_What needs to be done:_ Single out the lines of the material that contain "Convert" and copy them.

_Provided records:_

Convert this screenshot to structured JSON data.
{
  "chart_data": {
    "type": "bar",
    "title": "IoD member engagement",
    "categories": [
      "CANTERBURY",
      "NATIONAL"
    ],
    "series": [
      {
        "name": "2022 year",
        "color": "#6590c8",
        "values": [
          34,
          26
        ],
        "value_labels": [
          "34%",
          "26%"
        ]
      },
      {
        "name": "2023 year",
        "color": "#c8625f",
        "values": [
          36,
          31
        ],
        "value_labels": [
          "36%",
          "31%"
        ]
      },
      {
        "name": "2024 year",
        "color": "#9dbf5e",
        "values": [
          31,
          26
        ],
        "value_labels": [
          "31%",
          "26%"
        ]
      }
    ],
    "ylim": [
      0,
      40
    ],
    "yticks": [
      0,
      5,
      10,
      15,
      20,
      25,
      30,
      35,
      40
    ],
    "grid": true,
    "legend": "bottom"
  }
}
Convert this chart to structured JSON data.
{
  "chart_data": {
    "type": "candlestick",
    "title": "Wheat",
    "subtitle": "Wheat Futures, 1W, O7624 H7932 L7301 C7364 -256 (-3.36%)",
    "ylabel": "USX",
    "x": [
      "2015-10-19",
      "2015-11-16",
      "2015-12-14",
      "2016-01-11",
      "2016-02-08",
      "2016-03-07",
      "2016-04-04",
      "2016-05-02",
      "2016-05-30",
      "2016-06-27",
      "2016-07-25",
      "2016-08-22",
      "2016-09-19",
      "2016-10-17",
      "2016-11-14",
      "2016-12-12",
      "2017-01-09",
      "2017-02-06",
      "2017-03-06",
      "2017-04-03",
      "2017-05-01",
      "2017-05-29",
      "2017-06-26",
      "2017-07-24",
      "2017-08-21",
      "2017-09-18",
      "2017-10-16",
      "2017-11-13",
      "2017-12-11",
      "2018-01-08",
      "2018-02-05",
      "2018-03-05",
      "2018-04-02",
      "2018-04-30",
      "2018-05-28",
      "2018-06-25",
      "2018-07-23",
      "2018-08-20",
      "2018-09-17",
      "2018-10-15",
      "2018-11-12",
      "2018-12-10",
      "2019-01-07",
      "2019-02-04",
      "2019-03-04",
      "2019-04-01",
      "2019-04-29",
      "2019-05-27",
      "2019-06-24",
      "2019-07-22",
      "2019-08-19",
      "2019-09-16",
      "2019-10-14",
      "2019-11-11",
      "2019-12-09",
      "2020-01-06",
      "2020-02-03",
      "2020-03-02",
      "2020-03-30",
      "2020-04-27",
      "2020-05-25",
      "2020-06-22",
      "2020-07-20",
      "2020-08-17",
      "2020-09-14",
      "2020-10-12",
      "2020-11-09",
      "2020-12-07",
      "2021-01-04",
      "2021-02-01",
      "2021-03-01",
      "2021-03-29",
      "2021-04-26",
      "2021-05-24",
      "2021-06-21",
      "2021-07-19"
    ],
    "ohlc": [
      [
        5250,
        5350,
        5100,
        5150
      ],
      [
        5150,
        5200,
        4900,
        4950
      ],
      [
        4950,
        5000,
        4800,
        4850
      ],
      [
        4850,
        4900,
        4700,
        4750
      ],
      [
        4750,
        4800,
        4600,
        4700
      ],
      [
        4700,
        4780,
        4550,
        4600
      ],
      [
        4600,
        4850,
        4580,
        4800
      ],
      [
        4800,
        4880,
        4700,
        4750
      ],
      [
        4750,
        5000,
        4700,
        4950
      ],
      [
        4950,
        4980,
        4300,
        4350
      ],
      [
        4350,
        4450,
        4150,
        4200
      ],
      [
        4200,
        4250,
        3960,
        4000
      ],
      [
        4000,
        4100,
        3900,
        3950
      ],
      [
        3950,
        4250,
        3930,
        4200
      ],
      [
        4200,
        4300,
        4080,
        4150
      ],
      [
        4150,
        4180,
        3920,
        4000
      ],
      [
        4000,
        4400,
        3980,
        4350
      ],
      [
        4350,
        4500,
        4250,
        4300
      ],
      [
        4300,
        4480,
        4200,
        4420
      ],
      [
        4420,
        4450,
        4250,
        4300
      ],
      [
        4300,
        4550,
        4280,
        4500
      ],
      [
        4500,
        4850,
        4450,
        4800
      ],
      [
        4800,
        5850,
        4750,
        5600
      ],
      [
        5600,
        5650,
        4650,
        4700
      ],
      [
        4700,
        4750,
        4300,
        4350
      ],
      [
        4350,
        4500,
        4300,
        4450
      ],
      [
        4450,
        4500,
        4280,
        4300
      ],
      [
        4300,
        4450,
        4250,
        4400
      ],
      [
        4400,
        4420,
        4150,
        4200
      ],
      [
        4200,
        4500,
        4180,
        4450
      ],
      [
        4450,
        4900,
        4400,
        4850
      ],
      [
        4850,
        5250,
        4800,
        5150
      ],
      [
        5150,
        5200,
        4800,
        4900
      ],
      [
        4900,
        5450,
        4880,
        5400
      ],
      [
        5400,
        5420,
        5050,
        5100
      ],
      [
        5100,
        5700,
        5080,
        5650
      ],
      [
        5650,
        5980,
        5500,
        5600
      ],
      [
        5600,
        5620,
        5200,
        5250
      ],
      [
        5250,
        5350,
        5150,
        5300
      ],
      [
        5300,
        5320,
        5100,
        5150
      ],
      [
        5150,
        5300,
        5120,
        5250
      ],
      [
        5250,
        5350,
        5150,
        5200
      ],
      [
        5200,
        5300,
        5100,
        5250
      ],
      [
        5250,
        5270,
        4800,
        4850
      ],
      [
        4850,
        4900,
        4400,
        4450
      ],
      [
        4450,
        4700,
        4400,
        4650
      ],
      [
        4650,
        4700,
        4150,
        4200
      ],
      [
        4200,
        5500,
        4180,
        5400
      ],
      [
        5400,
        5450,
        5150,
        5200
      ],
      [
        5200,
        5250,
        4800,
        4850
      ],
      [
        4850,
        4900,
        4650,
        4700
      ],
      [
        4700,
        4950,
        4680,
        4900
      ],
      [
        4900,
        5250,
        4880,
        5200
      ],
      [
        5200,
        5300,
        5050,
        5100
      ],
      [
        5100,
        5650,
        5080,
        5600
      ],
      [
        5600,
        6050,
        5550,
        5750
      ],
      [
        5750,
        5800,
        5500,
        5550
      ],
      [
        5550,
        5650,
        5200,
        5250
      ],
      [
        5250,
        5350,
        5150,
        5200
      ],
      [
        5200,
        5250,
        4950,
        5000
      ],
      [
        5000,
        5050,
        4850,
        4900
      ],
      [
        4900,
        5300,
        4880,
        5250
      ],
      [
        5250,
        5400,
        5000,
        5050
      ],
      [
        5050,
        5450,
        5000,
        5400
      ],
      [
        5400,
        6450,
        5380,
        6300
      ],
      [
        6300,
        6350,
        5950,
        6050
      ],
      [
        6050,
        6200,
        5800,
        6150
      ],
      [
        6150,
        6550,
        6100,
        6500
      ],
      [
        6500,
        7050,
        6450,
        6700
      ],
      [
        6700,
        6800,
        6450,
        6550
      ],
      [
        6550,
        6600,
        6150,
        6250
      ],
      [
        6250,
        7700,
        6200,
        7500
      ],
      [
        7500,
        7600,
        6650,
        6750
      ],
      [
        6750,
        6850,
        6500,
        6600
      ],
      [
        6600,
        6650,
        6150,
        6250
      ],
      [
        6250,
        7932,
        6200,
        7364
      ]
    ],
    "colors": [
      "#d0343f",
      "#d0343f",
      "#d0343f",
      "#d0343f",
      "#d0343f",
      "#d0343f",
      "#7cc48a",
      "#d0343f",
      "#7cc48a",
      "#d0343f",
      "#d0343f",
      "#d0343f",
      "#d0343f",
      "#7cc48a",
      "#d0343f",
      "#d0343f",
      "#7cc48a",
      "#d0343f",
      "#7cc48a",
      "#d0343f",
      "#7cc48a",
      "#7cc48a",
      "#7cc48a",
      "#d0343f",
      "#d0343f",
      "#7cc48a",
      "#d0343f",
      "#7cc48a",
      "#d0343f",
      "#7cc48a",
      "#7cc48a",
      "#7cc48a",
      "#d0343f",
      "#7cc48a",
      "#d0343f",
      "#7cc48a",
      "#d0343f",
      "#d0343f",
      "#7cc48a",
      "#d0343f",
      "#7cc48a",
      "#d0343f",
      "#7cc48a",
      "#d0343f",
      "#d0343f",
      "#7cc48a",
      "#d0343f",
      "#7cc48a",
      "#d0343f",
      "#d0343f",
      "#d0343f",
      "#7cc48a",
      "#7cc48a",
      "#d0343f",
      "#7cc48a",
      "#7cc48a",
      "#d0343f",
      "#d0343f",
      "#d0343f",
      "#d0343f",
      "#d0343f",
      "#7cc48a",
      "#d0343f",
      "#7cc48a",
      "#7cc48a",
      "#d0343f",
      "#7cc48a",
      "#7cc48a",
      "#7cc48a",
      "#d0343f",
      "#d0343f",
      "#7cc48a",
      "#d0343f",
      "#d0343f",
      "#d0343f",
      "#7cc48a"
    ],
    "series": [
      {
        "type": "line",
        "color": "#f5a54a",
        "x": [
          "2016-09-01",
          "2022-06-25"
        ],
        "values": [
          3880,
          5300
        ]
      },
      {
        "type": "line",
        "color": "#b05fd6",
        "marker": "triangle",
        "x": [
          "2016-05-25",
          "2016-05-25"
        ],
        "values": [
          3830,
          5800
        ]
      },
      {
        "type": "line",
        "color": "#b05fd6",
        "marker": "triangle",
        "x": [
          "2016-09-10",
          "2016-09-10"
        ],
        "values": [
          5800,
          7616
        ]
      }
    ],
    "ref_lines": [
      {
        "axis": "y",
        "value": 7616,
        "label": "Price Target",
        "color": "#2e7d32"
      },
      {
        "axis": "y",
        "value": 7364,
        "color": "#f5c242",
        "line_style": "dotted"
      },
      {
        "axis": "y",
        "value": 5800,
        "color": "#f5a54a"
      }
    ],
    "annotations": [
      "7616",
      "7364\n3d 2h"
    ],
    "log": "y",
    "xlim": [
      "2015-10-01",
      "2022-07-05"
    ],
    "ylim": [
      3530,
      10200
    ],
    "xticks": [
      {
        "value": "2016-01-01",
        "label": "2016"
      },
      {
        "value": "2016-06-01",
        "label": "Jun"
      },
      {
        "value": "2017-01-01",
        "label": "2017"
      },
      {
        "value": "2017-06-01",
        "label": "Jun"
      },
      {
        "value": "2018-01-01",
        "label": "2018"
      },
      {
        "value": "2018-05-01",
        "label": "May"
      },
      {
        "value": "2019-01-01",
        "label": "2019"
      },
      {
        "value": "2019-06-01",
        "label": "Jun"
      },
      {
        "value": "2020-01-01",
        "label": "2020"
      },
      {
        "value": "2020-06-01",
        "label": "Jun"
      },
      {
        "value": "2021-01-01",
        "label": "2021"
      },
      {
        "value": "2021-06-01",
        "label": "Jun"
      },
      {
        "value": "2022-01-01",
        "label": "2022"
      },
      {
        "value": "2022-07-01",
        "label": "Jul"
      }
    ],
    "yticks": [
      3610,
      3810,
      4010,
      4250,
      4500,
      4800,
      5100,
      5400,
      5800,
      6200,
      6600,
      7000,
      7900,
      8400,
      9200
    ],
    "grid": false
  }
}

_Result below:_
Convert this screenshot to structured JSON data.
Convert this chart to structured JSON data.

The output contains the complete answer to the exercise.